Entries with figure data:
━━━━━━━━━━

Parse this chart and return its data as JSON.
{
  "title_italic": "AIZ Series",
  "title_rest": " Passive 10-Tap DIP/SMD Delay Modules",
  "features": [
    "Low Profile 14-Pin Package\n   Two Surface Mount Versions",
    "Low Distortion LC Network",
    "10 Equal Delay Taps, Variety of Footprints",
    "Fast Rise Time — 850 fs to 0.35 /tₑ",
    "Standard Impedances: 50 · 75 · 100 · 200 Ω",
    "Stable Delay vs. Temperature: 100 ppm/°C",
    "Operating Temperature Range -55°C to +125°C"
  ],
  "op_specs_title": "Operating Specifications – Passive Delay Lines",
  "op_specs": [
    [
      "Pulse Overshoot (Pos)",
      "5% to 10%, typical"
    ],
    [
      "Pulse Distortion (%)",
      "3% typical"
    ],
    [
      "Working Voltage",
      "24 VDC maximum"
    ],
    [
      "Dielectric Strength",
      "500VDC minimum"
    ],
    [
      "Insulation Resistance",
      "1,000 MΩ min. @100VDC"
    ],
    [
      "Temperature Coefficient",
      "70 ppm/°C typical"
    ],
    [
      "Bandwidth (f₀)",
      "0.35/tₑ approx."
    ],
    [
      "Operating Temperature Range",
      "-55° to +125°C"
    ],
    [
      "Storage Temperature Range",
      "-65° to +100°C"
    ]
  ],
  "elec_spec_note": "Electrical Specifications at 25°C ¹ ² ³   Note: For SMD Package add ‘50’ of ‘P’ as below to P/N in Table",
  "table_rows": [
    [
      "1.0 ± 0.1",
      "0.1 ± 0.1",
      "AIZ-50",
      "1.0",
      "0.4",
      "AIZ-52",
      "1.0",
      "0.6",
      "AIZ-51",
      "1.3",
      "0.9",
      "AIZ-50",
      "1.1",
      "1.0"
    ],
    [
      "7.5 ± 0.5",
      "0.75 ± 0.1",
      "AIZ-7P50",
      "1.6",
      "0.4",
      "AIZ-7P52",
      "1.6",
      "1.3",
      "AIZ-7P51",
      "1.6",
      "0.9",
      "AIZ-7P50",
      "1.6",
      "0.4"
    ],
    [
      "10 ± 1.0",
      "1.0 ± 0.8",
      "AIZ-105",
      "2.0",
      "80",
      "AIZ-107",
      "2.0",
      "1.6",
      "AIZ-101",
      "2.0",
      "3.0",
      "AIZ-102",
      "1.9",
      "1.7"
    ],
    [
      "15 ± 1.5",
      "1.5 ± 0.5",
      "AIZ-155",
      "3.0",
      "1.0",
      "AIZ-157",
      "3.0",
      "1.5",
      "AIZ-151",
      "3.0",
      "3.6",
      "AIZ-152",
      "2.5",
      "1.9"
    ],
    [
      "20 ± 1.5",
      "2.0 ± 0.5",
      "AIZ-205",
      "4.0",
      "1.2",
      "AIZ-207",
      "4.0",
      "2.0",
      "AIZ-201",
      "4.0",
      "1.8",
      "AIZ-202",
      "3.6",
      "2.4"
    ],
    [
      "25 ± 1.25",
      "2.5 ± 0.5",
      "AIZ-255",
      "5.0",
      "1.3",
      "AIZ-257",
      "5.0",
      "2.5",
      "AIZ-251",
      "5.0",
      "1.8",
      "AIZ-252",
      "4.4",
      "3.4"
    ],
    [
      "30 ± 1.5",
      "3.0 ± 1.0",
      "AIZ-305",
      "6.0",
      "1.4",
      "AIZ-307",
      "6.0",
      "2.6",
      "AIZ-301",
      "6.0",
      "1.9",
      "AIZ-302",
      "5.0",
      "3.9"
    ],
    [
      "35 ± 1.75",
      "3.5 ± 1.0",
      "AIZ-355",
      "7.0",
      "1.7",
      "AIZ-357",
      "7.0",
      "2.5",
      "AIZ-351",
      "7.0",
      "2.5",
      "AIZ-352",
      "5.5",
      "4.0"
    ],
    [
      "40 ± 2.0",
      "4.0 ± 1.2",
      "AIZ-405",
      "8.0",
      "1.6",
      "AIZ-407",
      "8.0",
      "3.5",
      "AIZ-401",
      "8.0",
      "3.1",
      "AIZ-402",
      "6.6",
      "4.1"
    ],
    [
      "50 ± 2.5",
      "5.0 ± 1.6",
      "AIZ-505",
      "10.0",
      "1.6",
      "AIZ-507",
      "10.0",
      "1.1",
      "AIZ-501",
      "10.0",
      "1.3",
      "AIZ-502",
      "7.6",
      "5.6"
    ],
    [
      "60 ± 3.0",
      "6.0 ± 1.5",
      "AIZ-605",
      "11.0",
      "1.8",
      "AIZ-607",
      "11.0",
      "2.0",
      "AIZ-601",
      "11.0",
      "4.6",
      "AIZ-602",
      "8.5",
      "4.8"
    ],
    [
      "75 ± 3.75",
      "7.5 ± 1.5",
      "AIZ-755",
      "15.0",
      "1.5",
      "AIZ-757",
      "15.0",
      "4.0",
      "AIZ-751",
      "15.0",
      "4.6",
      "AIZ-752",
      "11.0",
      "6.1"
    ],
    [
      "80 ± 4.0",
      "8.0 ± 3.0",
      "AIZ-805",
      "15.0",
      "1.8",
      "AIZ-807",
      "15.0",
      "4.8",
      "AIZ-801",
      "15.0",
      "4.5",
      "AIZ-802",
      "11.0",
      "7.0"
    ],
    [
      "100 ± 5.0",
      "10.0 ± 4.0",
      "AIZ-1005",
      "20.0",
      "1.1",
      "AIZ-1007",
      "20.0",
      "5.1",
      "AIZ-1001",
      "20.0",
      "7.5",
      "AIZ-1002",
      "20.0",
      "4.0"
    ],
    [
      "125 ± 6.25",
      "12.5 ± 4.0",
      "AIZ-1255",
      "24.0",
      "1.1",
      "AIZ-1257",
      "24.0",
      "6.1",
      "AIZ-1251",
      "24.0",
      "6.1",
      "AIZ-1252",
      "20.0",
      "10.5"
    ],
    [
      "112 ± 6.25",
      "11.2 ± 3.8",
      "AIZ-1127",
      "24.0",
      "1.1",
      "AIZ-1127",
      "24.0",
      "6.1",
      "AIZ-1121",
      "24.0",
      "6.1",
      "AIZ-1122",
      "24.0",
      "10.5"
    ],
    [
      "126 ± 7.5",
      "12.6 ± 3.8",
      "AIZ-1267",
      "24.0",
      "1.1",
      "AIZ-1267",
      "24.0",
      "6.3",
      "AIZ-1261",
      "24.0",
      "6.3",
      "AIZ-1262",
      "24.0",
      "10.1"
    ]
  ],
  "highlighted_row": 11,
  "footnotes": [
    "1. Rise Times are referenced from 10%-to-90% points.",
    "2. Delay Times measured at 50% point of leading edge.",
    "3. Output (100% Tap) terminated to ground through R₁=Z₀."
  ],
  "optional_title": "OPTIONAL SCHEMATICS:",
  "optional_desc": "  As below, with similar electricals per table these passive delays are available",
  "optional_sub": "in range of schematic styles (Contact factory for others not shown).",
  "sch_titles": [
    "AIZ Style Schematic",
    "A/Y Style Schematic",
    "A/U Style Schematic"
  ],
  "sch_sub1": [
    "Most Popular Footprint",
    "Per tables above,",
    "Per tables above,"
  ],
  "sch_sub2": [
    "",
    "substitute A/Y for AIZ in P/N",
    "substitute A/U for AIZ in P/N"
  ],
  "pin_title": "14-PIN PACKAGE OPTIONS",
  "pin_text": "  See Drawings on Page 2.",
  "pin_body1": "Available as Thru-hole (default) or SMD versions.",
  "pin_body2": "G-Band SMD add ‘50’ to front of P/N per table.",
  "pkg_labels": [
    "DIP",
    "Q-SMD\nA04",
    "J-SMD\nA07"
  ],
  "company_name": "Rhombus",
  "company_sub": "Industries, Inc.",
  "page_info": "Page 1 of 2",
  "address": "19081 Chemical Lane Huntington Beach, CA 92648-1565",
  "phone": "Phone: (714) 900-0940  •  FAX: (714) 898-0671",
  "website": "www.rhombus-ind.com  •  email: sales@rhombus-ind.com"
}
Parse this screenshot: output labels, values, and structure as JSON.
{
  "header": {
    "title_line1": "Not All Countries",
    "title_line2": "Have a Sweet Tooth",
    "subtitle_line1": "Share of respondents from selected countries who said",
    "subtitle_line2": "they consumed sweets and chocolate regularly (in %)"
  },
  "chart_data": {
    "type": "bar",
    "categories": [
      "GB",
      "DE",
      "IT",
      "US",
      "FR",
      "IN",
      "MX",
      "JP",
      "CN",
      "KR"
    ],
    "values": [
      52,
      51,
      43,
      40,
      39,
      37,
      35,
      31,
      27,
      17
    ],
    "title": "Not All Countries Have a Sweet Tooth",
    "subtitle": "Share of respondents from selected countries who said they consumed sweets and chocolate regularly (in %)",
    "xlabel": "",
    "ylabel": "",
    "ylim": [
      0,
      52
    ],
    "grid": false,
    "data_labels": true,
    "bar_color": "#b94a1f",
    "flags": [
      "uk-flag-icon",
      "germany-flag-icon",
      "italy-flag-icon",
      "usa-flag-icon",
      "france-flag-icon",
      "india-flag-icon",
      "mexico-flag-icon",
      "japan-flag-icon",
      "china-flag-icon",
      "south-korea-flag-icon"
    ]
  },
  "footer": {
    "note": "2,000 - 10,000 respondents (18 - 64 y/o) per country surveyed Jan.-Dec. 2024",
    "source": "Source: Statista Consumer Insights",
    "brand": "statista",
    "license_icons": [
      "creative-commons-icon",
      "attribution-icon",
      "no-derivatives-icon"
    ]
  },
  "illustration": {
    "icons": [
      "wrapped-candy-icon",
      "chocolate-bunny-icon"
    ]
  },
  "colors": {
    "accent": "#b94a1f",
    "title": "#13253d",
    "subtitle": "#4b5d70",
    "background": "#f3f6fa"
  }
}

━━━━━━━━━━

DIRECTION – Check every line of the data above for the string "said", and copy those that have it.

RESPONSE FOR THIS EXERCISE –
    "subtitle_line1": "Share of respondents from selected countries who said",
    "subtitle": "Share of respondents from selected countries who said they consumed sweets and chocolate regularly (in %)",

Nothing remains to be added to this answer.